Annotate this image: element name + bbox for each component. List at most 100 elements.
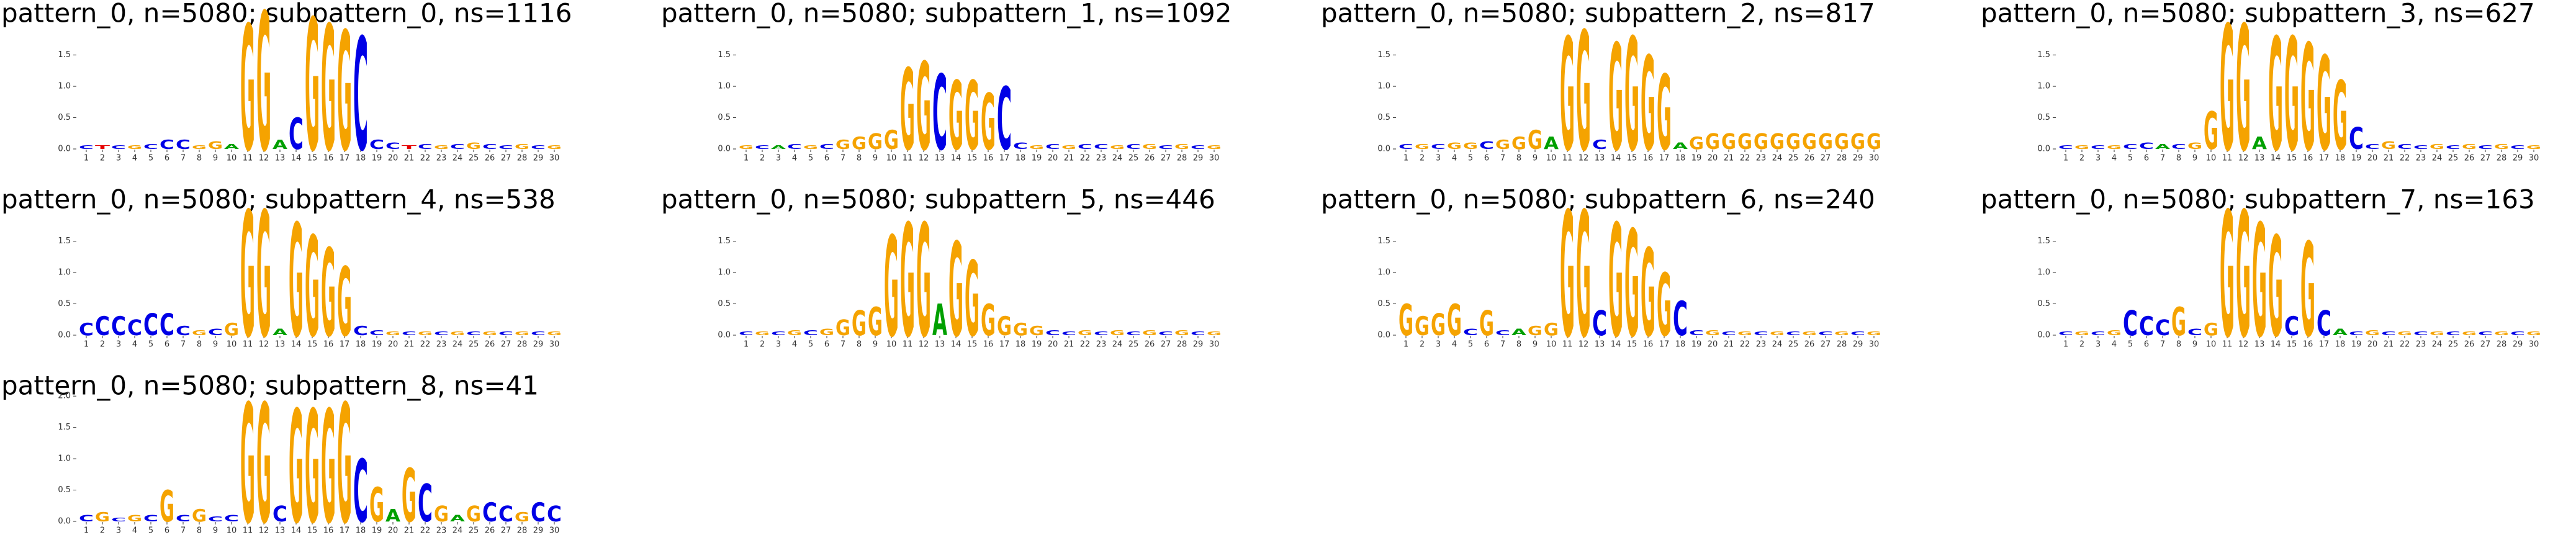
chart-title: pattern_0, n=5080; subpattern_0, ns=1116 bbox=[1, 0, 572, 29]
logo-letter: C bbox=[1786, 330, 1801, 336]
logo-letter: G bbox=[2365, 329, 2380, 337]
x-tick-label: 11 bbox=[2222, 340, 2233, 349]
logo-letter: G bbox=[1207, 144, 1222, 150]
logo-letter: C bbox=[385, 141, 400, 151]
logo-letter: G bbox=[1624, 199, 1639, 370]
logo-letter: C bbox=[79, 144, 94, 150]
x-tick-label: 16 bbox=[1643, 340, 1654, 349]
x-tick-label: 19 bbox=[372, 526, 382, 536]
logo-letter: C bbox=[160, 137, 174, 152]
logo-letter: G bbox=[321, 0, 336, 190]
logo-letter: G bbox=[2268, 209, 2283, 367]
x-tick-label: 25 bbox=[469, 154, 479, 163]
x-tick-label: 8 bbox=[1516, 340, 1521, 349]
x-tick-label: 21 bbox=[1064, 340, 1074, 349]
logo-letter: G bbox=[2236, 0, 2251, 190]
logo-letter: C bbox=[2478, 330, 2493, 336]
logo-letter: C bbox=[176, 323, 191, 338]
x-tick-label: 7 bbox=[181, 526, 186, 536]
logo-letter: C bbox=[79, 320, 94, 340]
logo-letter: G bbox=[1818, 129, 1833, 154]
logo-letter: C bbox=[2284, 312, 2299, 341]
logo-letter: C bbox=[160, 307, 174, 343]
logo-letter: C bbox=[755, 144, 770, 150]
x-tick-label: 18 bbox=[1675, 340, 1686, 349]
logo-panel: pattern_0, n=5080; subpattern_0, ns=1116… bbox=[1, 0, 572, 194]
x-tick-label: 22 bbox=[2400, 154, 2410, 163]
x-tick-label: 18 bbox=[356, 154, 366, 163]
x-tick-label: 21 bbox=[404, 526, 415, 536]
logo-letter: G bbox=[1834, 129, 1849, 154]
x-tick-label: 6 bbox=[1484, 154, 1489, 163]
logo-letter: G bbox=[916, 38, 931, 178]
logo-letter: G bbox=[868, 299, 883, 344]
logo-letter: C bbox=[2187, 327, 2202, 337]
x-tick-label: 20 bbox=[388, 526, 399, 536]
x-tick-label: 14 bbox=[291, 340, 302, 349]
x-tick-label: 13 bbox=[1595, 154, 1605, 163]
logo-letter: C bbox=[1754, 330, 1768, 336]
x-tick-label: 10 bbox=[227, 154, 237, 163]
x-tick-label: 30 bbox=[2529, 154, 2539, 163]
logo-letter: C bbox=[498, 502, 513, 526]
chart-title: pattern_0, n=5080; subpattern_5, ns=446 bbox=[661, 184, 1215, 215]
x-tick-label: 22 bbox=[420, 340, 431, 349]
logo-letter: G bbox=[1511, 133, 1526, 153]
logo-letter: G bbox=[1608, 192, 1623, 372]
x-tick-label: 26 bbox=[485, 154, 495, 163]
logo-letter: G bbox=[321, 225, 336, 364]
x-tick-label: 20 bbox=[2367, 340, 2378, 349]
x-tick-label: 27 bbox=[501, 526, 511, 536]
x-tick-label: 29 bbox=[2513, 154, 2523, 163]
logo-letter: G bbox=[1110, 144, 1125, 150]
logo-panel: pattern_0, n=5080; subpattern_7, ns=163 0… bbox=[1981, 177, 2541, 377]
logo-letter: G bbox=[192, 144, 207, 150]
logo-letter: C bbox=[208, 515, 223, 523]
logo-letter: G bbox=[1061, 144, 1076, 150]
x-tick-label: 21 bbox=[1724, 340, 1734, 349]
logo-letter: G bbox=[2494, 330, 2509, 336]
x-tick-label: 16 bbox=[1643, 154, 1654, 163]
logo-letter: C bbox=[1061, 330, 1076, 336]
logo-letter: C bbox=[2510, 330, 2525, 336]
x-tick-label: 30 bbox=[1869, 154, 1880, 163]
logo-letter: C bbox=[434, 330, 449, 336]
logo-letter: G bbox=[515, 330, 529, 336]
logo-letter: C bbox=[1158, 144, 1173, 150]
logo-letter: C bbox=[143, 307, 158, 343]
x-tick-label: 11 bbox=[903, 154, 913, 163]
x-tick-label: 2 bbox=[100, 154, 105, 163]
x-tick-label: 7 bbox=[2160, 340, 2165, 349]
logo-letter: A bbox=[1673, 141, 1688, 151]
x-tick-label: 26 bbox=[1145, 154, 1155, 163]
logo-letter: G bbox=[1142, 143, 1157, 151]
x-tick-label: 16 bbox=[2303, 340, 2313, 349]
logo-letter: A bbox=[2333, 327, 2348, 337]
x-tick-label: 26 bbox=[1804, 340, 1815, 349]
logo-letter: G bbox=[2220, 0, 2235, 190]
y-tick-label: 1.0 bbox=[58, 268, 71, 277]
y-tick-label: 1.0 bbox=[58, 454, 71, 464]
logo-letter: C bbox=[1191, 330, 1205, 336]
logo-letter: G bbox=[1576, 0, 1591, 187]
logo-letter: G bbox=[1657, 54, 1672, 174]
logo-letter: G bbox=[1560, 6, 1575, 186]
chart-title: pattern_0, n=5080; subpattern_7, ns=163 bbox=[1981, 184, 2535, 215]
logo-letter: G bbox=[337, 249, 352, 358]
logo-letter: G bbox=[1078, 329, 1092, 337]
x-tick-label: 9 bbox=[2192, 154, 2197, 163]
x-tick-label: 12 bbox=[2238, 154, 2249, 163]
x-tick-label: 22 bbox=[1080, 154, 1091, 163]
x-tick-label: 5 bbox=[148, 526, 153, 536]
logo-letter: G bbox=[2462, 143, 2477, 151]
x-tick-label: 19 bbox=[2351, 154, 2362, 163]
logo-letter: G bbox=[916, 192, 931, 372]
y-tick-label: 0.5 bbox=[2037, 299, 2050, 308]
logo-letter: G bbox=[997, 312, 1012, 341]
logo-panel: pattern_0, n=5080; subpattern_3, ns=627 0… bbox=[1981, 0, 2541, 190]
logo-letter: G bbox=[2300, 217, 2315, 366]
logo-letter: T bbox=[402, 144, 417, 150]
logo-letter: C bbox=[1126, 330, 1141, 336]
logo-panel: pattern_0, n=5080; subpattern_4, ns=538 0… bbox=[1, 177, 562, 377]
logo-letter: A bbox=[272, 137, 287, 152]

☆ ☆ ☆ ☆ ☆

● Task goal:
Rewrite the material above with "image" replaced by "figure" and everything else unchanged, leaving the pictures out.

● Answer to the problem:
Annotate this figure: element name + bbox for each component. List at most 100 elements.
chart-title: pattern_0, n=5080; subpattern_0, ns=1116 bbox=[1, 0, 572, 29]
logo-letter: C bbox=[1786, 330, 1801, 336]
logo-letter: G bbox=[2365, 329, 2380, 337]
x-tick-label: 11 bbox=[2222, 340, 2233, 349]
logo-letter: G bbox=[1207, 144, 1222, 150]
logo-letter: C bbox=[385, 141, 400, 151]
logo-letter: G bbox=[1624, 199, 1639, 370]
logo-letter: C bbox=[79, 144, 94, 150]
x-tick-label: 16 bbox=[1643, 340, 1654, 349]
x-tick-label: 19 bbox=[372, 526, 382, 536]
logo-letter: C bbox=[160, 137, 174, 152]
logo-letter: G bbox=[321, 0, 336, 190]
logo-letter: G bbox=[2268, 209, 2283, 367]
x-tick-label: 25 bbox=[469, 154, 479, 163]
x-tick-label: 8 bbox=[1516, 340, 1521, 349]
x-tick-label: 21 bbox=[1064, 340, 1074, 349]
logo-letter: G bbox=[2236, 0, 2251, 190]
logo-letter: C bbox=[2478, 330, 2493, 336]
logo-letter: C bbox=[176, 323, 191, 338]
x-tick-label: 7 bbox=[181, 526, 186, 536]
logo-letter: C bbox=[79, 320, 94, 340]
logo-letter: G bbox=[1818, 129, 1833, 154]
logo-letter: C bbox=[2284, 312, 2299, 341]
logo-letter: C bbox=[160, 307, 174, 343]
logo-letter: C bbox=[755, 144, 770, 150]
x-tick-label: 18 bbox=[1675, 340, 1686, 349]
logo-panel: pattern_0, n=5080; subpattern_0, ns=1116… bbox=[1, 0, 572, 194]
x-tick-label: 22 bbox=[2400, 154, 2410, 163]
x-tick-label: 18 bbox=[356, 154, 366, 163]
x-tick-label: 21 bbox=[404, 526, 415, 536]
logo-letter: G bbox=[1834, 129, 1849, 154]
x-tick-label: 6 bbox=[1484, 154, 1489, 163]
logo-letter: G bbox=[916, 38, 931, 178]
logo-letter: G bbox=[868, 299, 883, 344]
logo-letter: C bbox=[2187, 327, 2202, 337]
x-tick-label: 20 bbox=[388, 526, 399, 536]
x-tick-label: 14 bbox=[291, 340, 302, 349]
x-tick-label: 13 bbox=[1595, 154, 1605, 163]
logo-letter: C bbox=[1754, 330, 1768, 336]
x-tick-label: 10 bbox=[227, 154, 237, 163]
x-tick-label: 30 bbox=[2529, 154, 2539, 163]
logo-letter: C bbox=[498, 502, 513, 526]
chart-title: pattern_0, n=5080; subpattern_5, ns=446 bbox=[661, 184, 1215, 215]
x-tick-label: 22 bbox=[420, 340, 431, 349]
logo-letter: G bbox=[1511, 133, 1526, 153]
logo-letter: G bbox=[1608, 192, 1623, 372]
x-tick-label: 26 bbox=[485, 154, 495, 163]
logo-letter: G bbox=[321, 225, 336, 364]
x-tick-label: 20 bbox=[2367, 340, 2378, 349]
x-tick-label: 27 bbox=[501, 526, 511, 536]
x-tick-label: 29 bbox=[2513, 154, 2523, 163]
logo-letter: G bbox=[1110, 144, 1125, 150]
logo-panel: pattern_0, n=5080; subpattern_7, ns=163 0… bbox=[1981, 177, 2541, 377]
logo-letter: G bbox=[192, 144, 207, 150]
logo-letter: C bbox=[208, 515, 223, 523]
logo-letter: G bbox=[1061, 144, 1076, 150]
x-tick-label: 21 bbox=[1724, 340, 1734, 349]
logo-letter: G bbox=[2494, 330, 2509, 336]
x-tick-label: 16 bbox=[1643, 154, 1654, 163]
logo-letter: C bbox=[1061, 330, 1076, 336]
logo-letter: C bbox=[2510, 330, 2525, 336]
x-tick-label: 30 bbox=[1869, 154, 1880, 163]
logo-letter: C bbox=[434, 330, 449, 336]
logo-letter: G bbox=[515, 330, 529, 336]
logo-letter: C bbox=[1158, 144, 1173, 150]
logo-letter: C bbox=[143, 307, 158, 343]
x-tick-label: 11 bbox=[903, 154, 913, 163]
x-tick-label: 2 bbox=[100, 154, 105, 163]
x-tick-label: 7 bbox=[2160, 340, 2165, 349]
logo-letter: A bbox=[1673, 141, 1688, 151]
x-tick-label: 26 bbox=[1145, 154, 1155, 163]
logo-letter: G bbox=[1142, 143, 1157, 151]
x-tick-label: 16 bbox=[2303, 340, 2313, 349]
logo-letter: A bbox=[2333, 327, 2348, 337]
x-tick-label: 26 bbox=[1804, 340, 1815, 349]
logo-letter: G bbox=[2220, 0, 2235, 190]
y-tick-label: 1.0 bbox=[58, 268, 71, 277]
y-tick-label: 1.0 bbox=[58, 454, 71, 464]
logo-letter: C bbox=[1191, 330, 1205, 336]
logo-letter: G bbox=[1576, 0, 1591, 187]
logo-letter: G bbox=[1657, 54, 1672, 174]
logo-letter: G bbox=[1560, 6, 1575, 186]
chart-title: pattern_0, n=5080; subpattern_7, ns=163 bbox=[1981, 184, 2535, 215]
logo-letter: G bbox=[337, 249, 352, 358]
logo-letter: G bbox=[1078, 329, 1092, 337]
x-tick-label: 9 bbox=[2192, 154, 2197, 163]
x-tick-label: 12 bbox=[2238, 154, 2249, 163]
x-tick-label: 22 bbox=[1080, 154, 1091, 163]
x-tick-label: 5 bbox=[148, 526, 153, 536]
logo-letter: G bbox=[2462, 143, 2477, 151]
x-tick-label: 19 bbox=[2351, 154, 2362, 163]
logo-letter: G bbox=[916, 192, 931, 372]
y-tick-label: 0.5 bbox=[2037, 299, 2050, 308]
logo-letter: G bbox=[997, 312, 1012, 341]
logo-panel: pattern_0, n=5080; subpattern_3, ns=627 0… bbox=[1981, 0, 2541, 190]
logo-letter: G bbox=[2300, 217, 2315, 366]
logo-letter: T bbox=[402, 144, 417, 150]
logo-letter: C bbox=[1126, 330, 1141, 336]
logo-panel: pattern_0, n=5080; subpattern_4, ns=538 0… bbox=[1, 177, 562, 377]
logo-letter: A bbox=[272, 137, 287, 152]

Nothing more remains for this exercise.